### Goal of the exercise
Pull out each line of the material that contains the string "axis". Uppercase and lowercase letters must match.
** start Dataset entries **
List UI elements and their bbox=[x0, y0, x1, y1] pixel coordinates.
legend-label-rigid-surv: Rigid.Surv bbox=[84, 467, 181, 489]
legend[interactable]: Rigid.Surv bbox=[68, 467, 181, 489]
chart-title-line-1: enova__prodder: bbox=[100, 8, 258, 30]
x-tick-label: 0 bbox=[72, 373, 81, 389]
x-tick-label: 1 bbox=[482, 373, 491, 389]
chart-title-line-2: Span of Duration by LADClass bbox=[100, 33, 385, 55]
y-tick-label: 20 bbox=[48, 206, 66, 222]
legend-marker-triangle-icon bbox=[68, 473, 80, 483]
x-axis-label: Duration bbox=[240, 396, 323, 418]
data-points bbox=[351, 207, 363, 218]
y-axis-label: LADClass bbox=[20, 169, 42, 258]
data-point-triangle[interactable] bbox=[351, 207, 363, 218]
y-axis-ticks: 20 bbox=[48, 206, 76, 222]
** end Dataset entries **
### Answer to this problem
x-axis-label: Duration bbox=[240, 396, 323, 418]
y-axis-label: LADClass bbox=[20, 169, 42, 258]
y-axis-ticks: 20 bbox=[48, 206, 76, 222]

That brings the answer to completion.